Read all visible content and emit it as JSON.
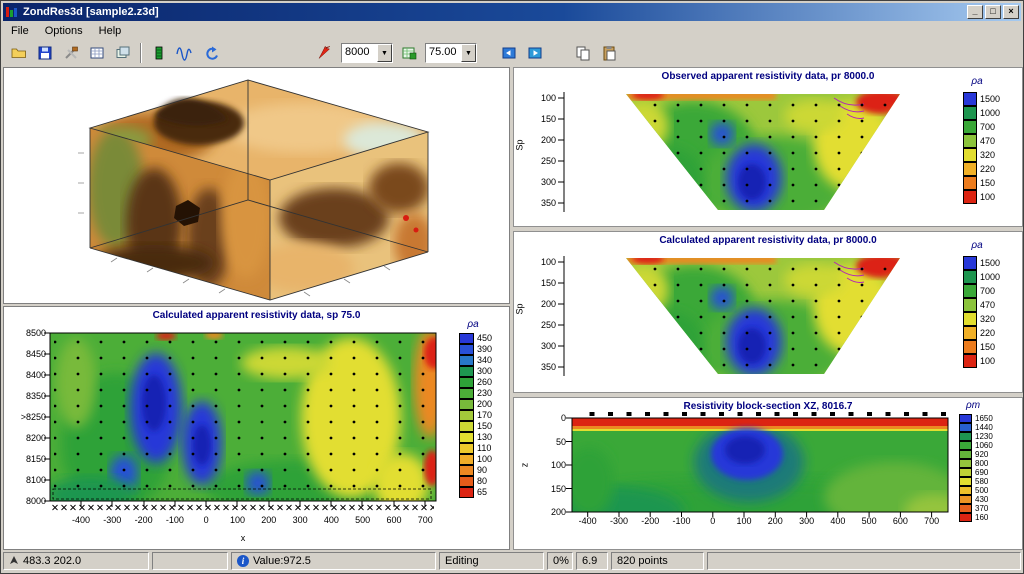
{
  "window": {
    "title": "ZondRes3d [sample2.z3d]",
    "buttons": {
      "minimize": "_",
      "maximize": "□",
      "close": "×"
    }
  },
  "menu": {
    "items": [
      "File",
      "Options",
      "Help"
    ]
  },
  "icons": {
    "dropdown": "▼"
  },
  "toolbar": {
    "pr_select": {
      "value": "8000"
    },
    "sp_select": {
      "value": "75.00"
    }
  },
  "chart_data": [
    {
      "id": "observed-pseudosection",
      "type": "contour",
      "title": "Observed apparent resistivity data, pr 8000.0",
      "ylabel": "Sp",
      "yticks": [
        "100",
        "150",
        "200",
        "250",
        "300",
        "350"
      ],
      "colorbar": {
        "label": "ρa",
        "ticks": [
          "1500",
          "1000",
          "700",
          "470",
          "320",
          "220",
          "150",
          "100"
        ],
        "colors": [
          "#2838d8",
          "#1e9650",
          "#3aa838",
          "#8cc43c",
          "#e2de30",
          "#f0b028",
          "#ec7c1e",
          "#dc2412"
        ]
      }
    },
    {
      "id": "calculated-pseudosection",
      "type": "contour",
      "title": "Calculated apparent resistivity data, pr 8000.0",
      "ylabel": "Sp",
      "yticks": [
        "100",
        "150",
        "200",
        "250",
        "300",
        "350"
      ],
      "colorbar": {
        "label": "ρa",
        "ticks": [
          "1500",
          "1000",
          "700",
          "470",
          "320",
          "220",
          "150",
          "100"
        ],
        "colors": [
          "#2838d8",
          "#1e9650",
          "#3aa838",
          "#8cc43c",
          "#e2de30",
          "#f0b028",
          "#ec7c1e",
          "#dc2412"
        ]
      }
    },
    {
      "id": "calculated-plan-map",
      "type": "contour",
      "title": "Calculated  apparent resistivity data, sp 75.0",
      "xlabel": "x",
      "yticks": [
        "8500",
        "8450",
        "8400",
        "8350",
        ">8250",
        "8200",
        "8150",
        "8100",
        "8000"
      ],
      "xticks": [
        "-400",
        "-300",
        "-200",
        "-100",
        "0",
        "100",
        "200",
        "300",
        "400",
        "500",
        "600",
        "700"
      ],
      "colorbar": {
        "label": "ρa",
        "ticks": [
          "450",
          "390",
          "340",
          "300",
          "260",
          "230",
          "200",
          "170",
          "150",
          "130",
          "110",
          "100",
          "90",
          "80",
          "65"
        ],
        "colors": [
          "#2838d8",
          "#2850d8",
          "#2878c8",
          "#1e9650",
          "#2ea238",
          "#4cae38",
          "#78ba3a",
          "#a4ca3a",
          "#ccd834",
          "#e2de30",
          "#ecc82c",
          "#f0ac28",
          "#ec8822",
          "#e65c1a",
          "#dc2412"
        ]
      }
    },
    {
      "id": "resistivity-block-section",
      "type": "section",
      "title": "Resistivity block-section XZ, 8016.7",
      "ylabel": "z",
      "yticks": [
        "0",
        "50",
        "100",
        "150",
        "200"
      ],
      "xticks": [
        "-400",
        "-300",
        "-200",
        "-100",
        "0",
        "100",
        "200",
        "300",
        "400",
        "500",
        "600",
        "700"
      ],
      "colorbar": {
        "label": "ρm",
        "ticks": [
          "1650",
          "1440",
          "1230",
          "1060",
          "920",
          "800",
          "690",
          "580",
          "500",
          "430",
          "370",
          "160"
        ],
        "colors": [
          "#2838d8",
          "#2860d0",
          "#1e9650",
          "#3aa838",
          "#64b43a",
          "#94c43c",
          "#c0d236",
          "#e2de30",
          "#eec02a",
          "#ec9424",
          "#e6601c",
          "#dc2412"
        ]
      }
    }
  ],
  "statusbar": {
    "coordinates": "483.3 202.0",
    "value": "Value:972.5",
    "mode": "Editing",
    "progress": "0%",
    "scale": "6.9",
    "points": "820 points"
  }
}
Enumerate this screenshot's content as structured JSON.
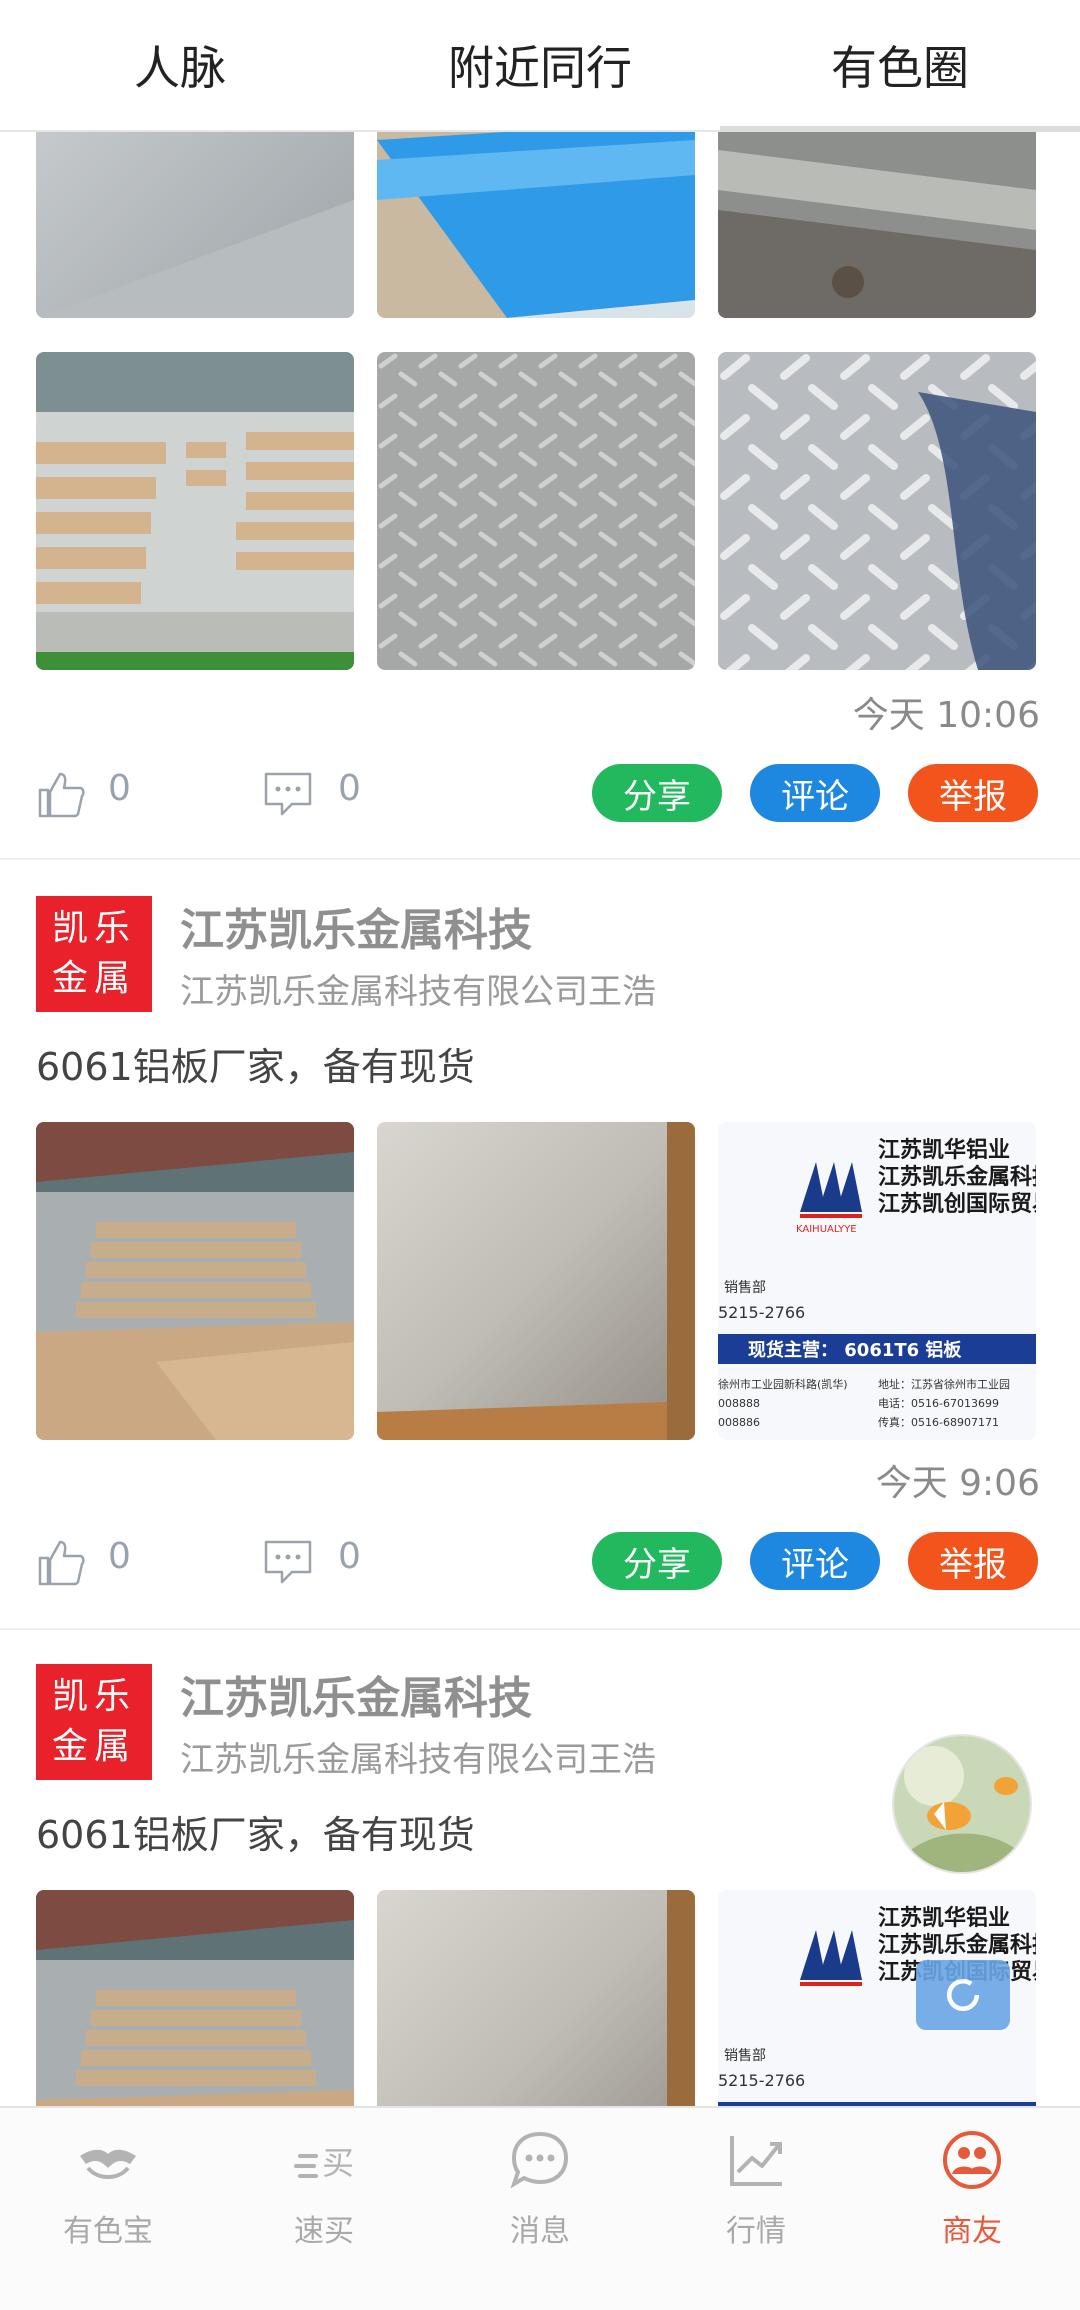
{
  "colors": {
    "share": "#21b85e",
    "comment": "#1e87e0",
    "report": "#f2541b",
    "logo_red": "#e8212a",
    "nav_active": "#e65a3c"
  },
  "tabs": [
    "人脉",
    "附近同行",
    "有色圈"
  ],
  "active_tab": "有色圈",
  "post0": {
    "time": "今天 10:06",
    "likes": "0",
    "comments": "0"
  },
  "post1": {
    "logo_text_line1": "凯乐",
    "logo_text_line2": "金属",
    "company": "江苏凯乐金属科技",
    "subtitle": "江苏凯乐金属科技有限公司王浩",
    "text": "6061铝板厂家，备有现货",
    "time": "今天 9:06",
    "likes": "0",
    "comments": "0"
  },
  "post2": {
    "logo_text_line1": "凯乐",
    "logo_text_line2": "金属",
    "company": "江苏凯乐金属科技",
    "subtitle": "江苏凯乐金属科技有限公司王浩",
    "text": "6061铝板厂家，备有现货"
  },
  "buttons": {
    "share": "分享",
    "comment": "评论",
    "report": "举报"
  },
  "card_image_text": {
    "line1": "江苏凯华铝业",
    "line2": "江苏凯乐金属科技",
    "line3": "江苏凯创国际贸易",
    "brand": "KAIHUALYYE",
    "dept": "销售部",
    "phone_frag": "5215-2766",
    "banner": "现货主营： 6061T6 铝板",
    "addr_left": "徐州市工业园新科路(凯华)",
    "addr_right": "地址：江苏省徐州市工业园",
    "tel_right": "电话：0516-67013699",
    "fax_right": "传真：0516-68907171",
    "num1": "008888",
    "num2": "008886"
  },
  "bottom_nav": [
    {
      "label": "有色宝",
      "icon": "handshake-icon"
    },
    {
      "label": "速买",
      "icon": "quick-buy-icon"
    },
    {
      "label": "消息",
      "icon": "message-bubble-icon"
    },
    {
      "label": "行情",
      "icon": "trend-chart-icon"
    },
    {
      "label": "商友",
      "icon": "friends-icon"
    }
  ],
  "active_nav": "商友"
}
—————
Transcribe the records above exactly as they appear, leaving out any pictures.

Read all visible content and emit it as JSON.
{
  "window": {
    "title": "ZondRes3d [sample2.z3d]",
    "buttons": {
      "minimize": "_",
      "maximize": "□",
      "close": "×"
    }
  },
  "menu": {
    "items": [
      "File",
      "Options",
      "Help"
    ]
  },
  "icons": {
    "dropdown": "▼"
  },
  "toolbar": {
    "pr_select": {
      "value": "8000"
    },
    "sp_select": {
      "value": "75.00"
    }
  },
  "chart_data": [
    {
      "id": "observed-pseudosection",
      "type": "contour",
      "title": "Observed apparent resistivity data, pr 8000.0",
      "ylabel": "Sp",
      "yticks": [
        "100",
        "150",
        "200",
        "250",
        "300",
        "350"
      ],
      "colorbar": {
        "label": "ρa",
        "ticks": [
          "1500",
          "1000",
          "700",
          "470",
          "320",
          "220",
          "150",
          "100"
        ],
        "colors": [
          "#2838d8",
          "#1e9650",
          "#3aa838",
          "#8cc43c",
          "#e2de30",
          "#f0b028",
          "#ec7c1e",
          "#dc2412"
        ]
      }
    },
    {
      "id": "calculated-pseudosection",
      "type": "contour",
      "title": "Calculated apparent resistivity data, pr 8000.0",
      "ylabel": "Sp",
      "yticks": [
        "100",
        "150",
        "200",
        "250",
        "300",
        "350"
      ],
      "colorbar": {
        "label": "ρa",
        "ticks": [
          "1500",
          "1000",
          "700",
          "470",
          "320",
          "220",
          "150",
          "100"
        ],
        "colors": [
          "#2838d8",
          "#1e9650",
          "#3aa838",
          "#8cc43c",
          "#e2de30",
          "#f0b028",
          "#ec7c1e",
          "#dc2412"
        ]
      }
    },
    {
      "id": "calculated-plan-map",
      "type": "contour",
      "title": "Calculated  apparent resistivity data, sp 75.0",
      "xlabel": "x",
      "yticks": [
        "8500",
        "8450",
        "8400",
        "8350",
        ">8250",
        "8200",
        "8150",
        "8100",
        "8000"
      ],
      "xticks": [
        "-400",
        "-300",
        "-200",
        "-100",
        "0",
        "100",
        "200",
        "300",
        "400",
        "500",
        "600",
        "700"
      ],
      "colorbar": {
        "label": "ρa",
        "ticks": [
          "450",
          "390",
          "340",
          "300",
          "260",
          "230",
          "200",
          "170",
          "150",
          "130",
          "110",
          "100",
          "90",
          "80",
          "65"
        ],
        "colors": [
          "#2838d8",
          "#2850d8",
          "#2878c8",
          "#1e9650",
          "#2ea238",
          "#4cae38",
          "#78ba3a",
          "#a4ca3a",
          "#ccd834",
          "#e2de30",
          "#ecc82c",
          "#f0ac28",
          "#ec8822",
          "#e65c1a",
          "#dc2412"
        ]
      }
    },
    {
      "id": "resistivity-block-section",
      "type": "section",
      "title": "Resistivity block-section XZ, 8016.7",
      "ylabel": "z",
      "yticks": [
        "0",
        "50",
        "100",
        "150",
        "200"
      ],
      "xticks": [
        "-400",
        "-300",
        "-200",
        "-100",
        "0",
        "100",
        "200",
        "300",
        "400",
        "500",
        "600",
        "700"
      ],
      "colorbar": {
        "label": "ρm",
        "ticks": [
          "1650",
          "1440",
          "1230",
          "1060",
          "920",
          "800",
          "690",
          "580",
          "500",
          "430",
          "370",
          "160"
        ],
        "colors": [
          "#2838d8",
          "#2860d0",
          "#1e9650",
          "#3aa838",
          "#64b43a",
          "#94c43c",
          "#c0d236",
          "#e2de30",
          "#eec02a",
          "#ec9424",
          "#e6601c",
          "#dc2412"
        ]
      }
    }
  ],
  "statusbar": {
    "coordinates": "483.3 202.0",
    "value": "Value:972.5",
    "mode": "Editing",
    "progress": "0%",
    "scale": "6.9",
    "points": "820 points"
  }
}
Enumerate this screenshot's content as structured JSON.
{
  "colors": {
    "share": "#21b85e",
    "comment": "#1e87e0",
    "report": "#f2541b",
    "logo_red": "#e8212a",
    "nav_active": "#e65a3c"
  },
  "tabs": [
    "人脉",
    "附近同行",
    "有色圈"
  ],
  "active_tab": "有色圈",
  "post0": {
    "time": "今天 10:06",
    "likes": "0",
    "comments": "0"
  },
  "post1": {
    "logo_text_line1": "凯乐",
    "logo_text_line2": "金属",
    "company": "江苏凯乐金属科技",
    "subtitle": "江苏凯乐金属科技有限公司王浩",
    "text": "6061铝板厂家，备有现货",
    "time": "今天 9:06",
    "likes": "0",
    "comments": "0"
  },
  "post2": {
    "logo_text_line1": "凯乐",
    "logo_text_line2": "金属",
    "company": "江苏凯乐金属科技",
    "subtitle": "江苏凯乐金属科技有限公司王浩",
    "text": "6061铝板厂家，备有现货"
  },
  "buttons": {
    "share": "分享",
    "comment": "评论",
    "report": "举报"
  },
  "card_image_text": {
    "line1": "江苏凯华铝业",
    "line2": "江苏凯乐金属科技",
    "line3": "江苏凯创国际贸易",
    "brand": "KAIHUALYYE",
    "dept": "销售部",
    "phone_frag": "5215-2766",
    "banner": "现货主营： 6061T6 铝板",
    "addr_left": "徐州市工业园新科路(凯华)",
    "addr_right": "地址：江苏省徐州市工业园",
    "tel_right": "电话：0516-67013699",
    "fax_right": "传真：0516-68907171",
    "num1": "008888",
    "num2": "008886"
  },
  "bottom_nav": [
    {
      "label": "有色宝",
      "icon": "handshake-icon"
    },
    {
      "label": "速买",
      "icon": "quick-buy-icon"
    },
    {
      "label": "消息",
      "icon": "message-bubble-icon"
    },
    {
      "label": "行情",
      "icon": "trend-chart-icon"
    },
    {
      "label": "商友",
      "icon": "friends-icon"
    }
  ],
  "active_nav": "商友"
}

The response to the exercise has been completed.